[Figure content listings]
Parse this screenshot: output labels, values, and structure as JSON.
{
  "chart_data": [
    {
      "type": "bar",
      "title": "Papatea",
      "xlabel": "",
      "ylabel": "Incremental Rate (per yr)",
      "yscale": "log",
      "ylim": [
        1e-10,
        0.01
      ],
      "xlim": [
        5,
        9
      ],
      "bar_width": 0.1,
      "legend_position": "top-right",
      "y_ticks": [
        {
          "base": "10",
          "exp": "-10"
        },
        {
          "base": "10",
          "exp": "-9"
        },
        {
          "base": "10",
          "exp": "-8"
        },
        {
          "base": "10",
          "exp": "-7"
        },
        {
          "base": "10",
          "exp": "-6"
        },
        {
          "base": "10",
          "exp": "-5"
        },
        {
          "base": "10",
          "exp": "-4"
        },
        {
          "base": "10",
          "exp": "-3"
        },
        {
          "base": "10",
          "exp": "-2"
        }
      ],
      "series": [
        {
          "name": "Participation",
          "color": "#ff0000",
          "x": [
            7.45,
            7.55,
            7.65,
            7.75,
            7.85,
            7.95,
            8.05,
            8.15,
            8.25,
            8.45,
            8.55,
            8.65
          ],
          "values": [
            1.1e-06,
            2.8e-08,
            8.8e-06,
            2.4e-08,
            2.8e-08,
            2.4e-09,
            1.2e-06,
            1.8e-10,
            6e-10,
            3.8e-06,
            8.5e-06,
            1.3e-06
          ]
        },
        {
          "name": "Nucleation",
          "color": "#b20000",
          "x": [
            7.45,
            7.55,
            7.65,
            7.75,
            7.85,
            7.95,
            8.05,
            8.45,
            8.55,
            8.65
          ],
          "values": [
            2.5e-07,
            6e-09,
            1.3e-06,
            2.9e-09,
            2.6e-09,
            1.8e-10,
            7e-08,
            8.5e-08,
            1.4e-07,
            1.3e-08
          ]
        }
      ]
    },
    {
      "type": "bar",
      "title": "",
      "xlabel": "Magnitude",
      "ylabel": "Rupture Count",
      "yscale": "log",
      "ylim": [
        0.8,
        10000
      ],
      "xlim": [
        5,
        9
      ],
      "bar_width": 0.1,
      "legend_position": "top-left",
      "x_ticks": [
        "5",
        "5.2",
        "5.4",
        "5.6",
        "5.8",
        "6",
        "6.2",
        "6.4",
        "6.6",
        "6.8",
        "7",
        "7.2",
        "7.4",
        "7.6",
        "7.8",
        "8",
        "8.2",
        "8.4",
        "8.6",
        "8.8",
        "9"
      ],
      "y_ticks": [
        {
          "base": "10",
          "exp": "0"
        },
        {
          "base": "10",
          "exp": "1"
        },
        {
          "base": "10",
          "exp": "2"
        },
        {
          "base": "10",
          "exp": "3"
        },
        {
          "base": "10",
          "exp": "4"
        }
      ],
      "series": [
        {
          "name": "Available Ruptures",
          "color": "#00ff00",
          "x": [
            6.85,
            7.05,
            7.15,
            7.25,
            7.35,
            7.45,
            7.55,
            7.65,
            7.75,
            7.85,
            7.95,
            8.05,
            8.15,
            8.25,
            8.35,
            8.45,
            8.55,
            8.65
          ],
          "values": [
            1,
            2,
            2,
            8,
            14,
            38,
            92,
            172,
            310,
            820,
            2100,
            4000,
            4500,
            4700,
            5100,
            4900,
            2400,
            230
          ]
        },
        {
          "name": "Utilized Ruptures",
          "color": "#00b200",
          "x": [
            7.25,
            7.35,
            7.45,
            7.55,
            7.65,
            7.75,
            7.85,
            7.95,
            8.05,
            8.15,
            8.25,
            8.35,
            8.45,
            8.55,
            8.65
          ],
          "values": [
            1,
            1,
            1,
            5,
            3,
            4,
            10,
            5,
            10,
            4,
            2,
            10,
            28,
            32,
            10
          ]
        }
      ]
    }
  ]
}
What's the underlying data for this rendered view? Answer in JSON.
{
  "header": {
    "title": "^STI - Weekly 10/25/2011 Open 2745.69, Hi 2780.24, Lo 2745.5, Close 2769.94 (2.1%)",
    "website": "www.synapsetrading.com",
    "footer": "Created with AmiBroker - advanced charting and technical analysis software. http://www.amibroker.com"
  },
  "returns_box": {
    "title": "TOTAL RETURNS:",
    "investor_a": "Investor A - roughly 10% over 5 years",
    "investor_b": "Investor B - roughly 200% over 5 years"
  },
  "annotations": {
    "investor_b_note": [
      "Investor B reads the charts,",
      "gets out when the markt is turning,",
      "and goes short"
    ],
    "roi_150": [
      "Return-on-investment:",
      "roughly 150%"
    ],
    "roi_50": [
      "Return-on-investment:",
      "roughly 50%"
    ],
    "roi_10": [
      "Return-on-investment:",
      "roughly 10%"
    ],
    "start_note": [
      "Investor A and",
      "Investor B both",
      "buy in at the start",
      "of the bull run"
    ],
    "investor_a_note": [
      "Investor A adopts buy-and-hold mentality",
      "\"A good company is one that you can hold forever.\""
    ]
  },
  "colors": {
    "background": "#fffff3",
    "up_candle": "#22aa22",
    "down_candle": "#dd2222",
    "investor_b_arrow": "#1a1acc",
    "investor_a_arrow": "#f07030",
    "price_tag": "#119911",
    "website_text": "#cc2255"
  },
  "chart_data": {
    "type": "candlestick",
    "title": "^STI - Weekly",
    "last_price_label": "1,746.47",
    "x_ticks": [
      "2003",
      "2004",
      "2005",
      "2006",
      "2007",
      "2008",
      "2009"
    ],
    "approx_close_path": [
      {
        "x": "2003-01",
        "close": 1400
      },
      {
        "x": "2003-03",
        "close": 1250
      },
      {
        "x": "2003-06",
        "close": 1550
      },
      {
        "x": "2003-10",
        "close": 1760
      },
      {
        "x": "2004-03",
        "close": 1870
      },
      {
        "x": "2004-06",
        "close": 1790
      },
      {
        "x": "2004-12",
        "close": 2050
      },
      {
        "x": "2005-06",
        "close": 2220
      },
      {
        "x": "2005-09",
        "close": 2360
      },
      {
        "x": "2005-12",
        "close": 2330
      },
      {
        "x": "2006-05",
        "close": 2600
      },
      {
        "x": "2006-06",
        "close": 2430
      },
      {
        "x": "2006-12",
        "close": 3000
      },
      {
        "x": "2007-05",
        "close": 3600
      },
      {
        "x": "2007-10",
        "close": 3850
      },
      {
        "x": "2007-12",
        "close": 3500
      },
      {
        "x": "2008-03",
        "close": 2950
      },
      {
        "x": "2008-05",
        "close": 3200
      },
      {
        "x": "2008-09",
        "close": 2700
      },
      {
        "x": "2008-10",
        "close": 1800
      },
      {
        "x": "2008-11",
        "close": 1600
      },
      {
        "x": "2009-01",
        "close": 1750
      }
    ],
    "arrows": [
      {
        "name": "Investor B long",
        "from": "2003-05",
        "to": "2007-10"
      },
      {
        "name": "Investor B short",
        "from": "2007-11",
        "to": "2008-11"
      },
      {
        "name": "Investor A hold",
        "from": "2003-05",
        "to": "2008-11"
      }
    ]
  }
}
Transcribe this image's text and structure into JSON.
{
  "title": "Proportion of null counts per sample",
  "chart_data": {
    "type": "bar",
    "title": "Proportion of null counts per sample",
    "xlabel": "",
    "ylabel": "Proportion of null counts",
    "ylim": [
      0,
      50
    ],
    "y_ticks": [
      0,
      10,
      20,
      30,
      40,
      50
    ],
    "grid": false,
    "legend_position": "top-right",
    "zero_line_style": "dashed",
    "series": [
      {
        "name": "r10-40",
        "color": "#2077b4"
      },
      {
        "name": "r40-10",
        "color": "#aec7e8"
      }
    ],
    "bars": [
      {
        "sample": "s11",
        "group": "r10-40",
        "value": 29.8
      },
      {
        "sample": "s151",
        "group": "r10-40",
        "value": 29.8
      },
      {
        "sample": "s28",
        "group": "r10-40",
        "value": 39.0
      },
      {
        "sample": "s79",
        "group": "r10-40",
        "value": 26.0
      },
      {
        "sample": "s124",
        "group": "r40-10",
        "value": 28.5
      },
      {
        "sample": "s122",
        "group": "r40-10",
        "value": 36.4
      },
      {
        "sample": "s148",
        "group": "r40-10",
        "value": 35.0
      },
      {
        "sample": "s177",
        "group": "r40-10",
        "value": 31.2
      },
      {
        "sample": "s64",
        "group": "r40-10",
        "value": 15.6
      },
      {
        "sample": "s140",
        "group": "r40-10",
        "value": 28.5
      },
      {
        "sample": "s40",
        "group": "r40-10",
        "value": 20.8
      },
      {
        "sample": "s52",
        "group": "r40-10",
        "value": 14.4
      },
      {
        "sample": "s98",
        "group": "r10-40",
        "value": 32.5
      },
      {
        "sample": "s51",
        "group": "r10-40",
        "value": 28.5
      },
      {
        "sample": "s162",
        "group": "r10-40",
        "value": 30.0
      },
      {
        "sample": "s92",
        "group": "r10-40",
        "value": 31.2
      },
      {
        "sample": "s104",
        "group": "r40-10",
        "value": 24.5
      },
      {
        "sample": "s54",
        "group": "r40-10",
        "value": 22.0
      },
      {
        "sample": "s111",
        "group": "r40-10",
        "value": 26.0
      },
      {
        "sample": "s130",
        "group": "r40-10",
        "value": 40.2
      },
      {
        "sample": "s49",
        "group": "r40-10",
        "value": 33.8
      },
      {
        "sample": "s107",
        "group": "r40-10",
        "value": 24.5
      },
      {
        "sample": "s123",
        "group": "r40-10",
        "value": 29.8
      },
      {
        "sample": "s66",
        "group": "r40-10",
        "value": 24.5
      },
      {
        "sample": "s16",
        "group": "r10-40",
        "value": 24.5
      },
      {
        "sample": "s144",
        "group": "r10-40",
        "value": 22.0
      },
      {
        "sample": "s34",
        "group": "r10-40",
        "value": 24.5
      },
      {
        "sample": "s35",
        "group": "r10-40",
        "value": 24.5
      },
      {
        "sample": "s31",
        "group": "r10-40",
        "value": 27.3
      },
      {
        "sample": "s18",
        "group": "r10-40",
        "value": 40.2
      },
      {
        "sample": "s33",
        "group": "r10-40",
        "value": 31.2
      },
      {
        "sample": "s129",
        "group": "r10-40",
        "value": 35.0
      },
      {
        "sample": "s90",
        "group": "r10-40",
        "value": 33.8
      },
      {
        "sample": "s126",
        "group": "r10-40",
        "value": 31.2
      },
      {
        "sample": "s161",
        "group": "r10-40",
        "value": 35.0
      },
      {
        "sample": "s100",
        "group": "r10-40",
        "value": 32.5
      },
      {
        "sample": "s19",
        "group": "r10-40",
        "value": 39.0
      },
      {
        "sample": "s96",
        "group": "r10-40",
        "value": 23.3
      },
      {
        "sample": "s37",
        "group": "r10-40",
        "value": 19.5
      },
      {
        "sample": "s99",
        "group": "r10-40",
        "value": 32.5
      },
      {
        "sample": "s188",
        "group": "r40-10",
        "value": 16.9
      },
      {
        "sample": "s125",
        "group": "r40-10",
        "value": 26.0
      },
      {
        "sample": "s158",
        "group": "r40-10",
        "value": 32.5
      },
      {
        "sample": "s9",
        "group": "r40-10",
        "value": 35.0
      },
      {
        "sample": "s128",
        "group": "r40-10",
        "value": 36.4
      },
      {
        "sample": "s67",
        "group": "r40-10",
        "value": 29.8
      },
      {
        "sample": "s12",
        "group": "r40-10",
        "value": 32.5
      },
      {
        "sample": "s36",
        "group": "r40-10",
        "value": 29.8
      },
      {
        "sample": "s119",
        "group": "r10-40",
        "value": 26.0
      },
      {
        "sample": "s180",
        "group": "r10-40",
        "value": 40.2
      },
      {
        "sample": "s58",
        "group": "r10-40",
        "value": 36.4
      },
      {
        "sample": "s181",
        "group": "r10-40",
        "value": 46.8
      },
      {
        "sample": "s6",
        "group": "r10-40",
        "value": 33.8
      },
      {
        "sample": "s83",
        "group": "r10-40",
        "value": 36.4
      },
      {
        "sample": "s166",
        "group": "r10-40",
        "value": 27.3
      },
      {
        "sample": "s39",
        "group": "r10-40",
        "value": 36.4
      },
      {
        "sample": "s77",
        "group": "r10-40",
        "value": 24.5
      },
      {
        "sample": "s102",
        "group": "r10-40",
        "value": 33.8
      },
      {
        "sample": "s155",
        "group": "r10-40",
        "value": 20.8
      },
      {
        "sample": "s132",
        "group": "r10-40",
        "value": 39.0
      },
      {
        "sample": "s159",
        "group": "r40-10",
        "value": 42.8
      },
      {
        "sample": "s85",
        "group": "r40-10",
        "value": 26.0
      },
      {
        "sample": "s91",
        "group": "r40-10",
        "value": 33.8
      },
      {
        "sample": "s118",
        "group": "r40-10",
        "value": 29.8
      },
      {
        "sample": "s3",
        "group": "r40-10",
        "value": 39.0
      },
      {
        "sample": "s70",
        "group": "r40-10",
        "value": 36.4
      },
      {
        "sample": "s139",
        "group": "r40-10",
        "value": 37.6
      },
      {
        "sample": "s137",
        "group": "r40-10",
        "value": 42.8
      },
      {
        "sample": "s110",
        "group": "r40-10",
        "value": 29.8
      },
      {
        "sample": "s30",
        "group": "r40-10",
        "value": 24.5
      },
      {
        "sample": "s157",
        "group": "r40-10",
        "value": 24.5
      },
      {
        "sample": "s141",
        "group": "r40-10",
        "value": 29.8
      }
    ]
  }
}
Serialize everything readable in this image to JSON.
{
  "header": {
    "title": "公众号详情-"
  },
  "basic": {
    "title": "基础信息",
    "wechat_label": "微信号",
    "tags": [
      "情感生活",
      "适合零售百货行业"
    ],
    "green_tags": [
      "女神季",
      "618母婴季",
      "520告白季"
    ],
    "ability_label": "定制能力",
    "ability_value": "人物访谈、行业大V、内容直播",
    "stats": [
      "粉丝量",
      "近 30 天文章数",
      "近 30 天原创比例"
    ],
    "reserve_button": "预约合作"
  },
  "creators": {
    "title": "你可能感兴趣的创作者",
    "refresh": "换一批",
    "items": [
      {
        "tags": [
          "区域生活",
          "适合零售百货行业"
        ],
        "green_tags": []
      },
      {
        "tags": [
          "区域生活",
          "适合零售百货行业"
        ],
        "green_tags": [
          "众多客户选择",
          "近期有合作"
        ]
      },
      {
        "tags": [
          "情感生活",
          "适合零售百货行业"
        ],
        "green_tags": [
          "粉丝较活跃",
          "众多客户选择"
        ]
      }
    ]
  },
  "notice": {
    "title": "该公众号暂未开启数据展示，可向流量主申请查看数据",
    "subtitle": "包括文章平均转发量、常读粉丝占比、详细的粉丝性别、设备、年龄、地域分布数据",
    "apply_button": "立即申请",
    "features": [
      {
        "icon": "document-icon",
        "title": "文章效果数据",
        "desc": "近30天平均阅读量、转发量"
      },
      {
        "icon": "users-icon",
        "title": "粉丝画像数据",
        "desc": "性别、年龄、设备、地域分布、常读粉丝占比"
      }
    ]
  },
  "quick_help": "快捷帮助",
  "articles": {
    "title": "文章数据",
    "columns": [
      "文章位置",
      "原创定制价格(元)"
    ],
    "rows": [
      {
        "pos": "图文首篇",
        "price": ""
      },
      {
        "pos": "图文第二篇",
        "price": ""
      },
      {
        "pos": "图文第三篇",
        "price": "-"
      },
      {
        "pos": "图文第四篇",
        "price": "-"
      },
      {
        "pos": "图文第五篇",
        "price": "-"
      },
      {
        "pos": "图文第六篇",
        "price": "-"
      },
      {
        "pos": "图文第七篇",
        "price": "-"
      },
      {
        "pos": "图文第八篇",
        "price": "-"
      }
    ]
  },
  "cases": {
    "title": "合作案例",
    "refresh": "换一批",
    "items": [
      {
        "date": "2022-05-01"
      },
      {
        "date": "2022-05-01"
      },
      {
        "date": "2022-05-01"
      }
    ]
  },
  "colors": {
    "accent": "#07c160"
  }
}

- _OBJECTIVE_: Identify each line in the entries with the word "Ruptures" and copy it.

- _TASK OUTPUT_:
          "name": "Available Ruptures",
          "name": "Utilized Ruptures",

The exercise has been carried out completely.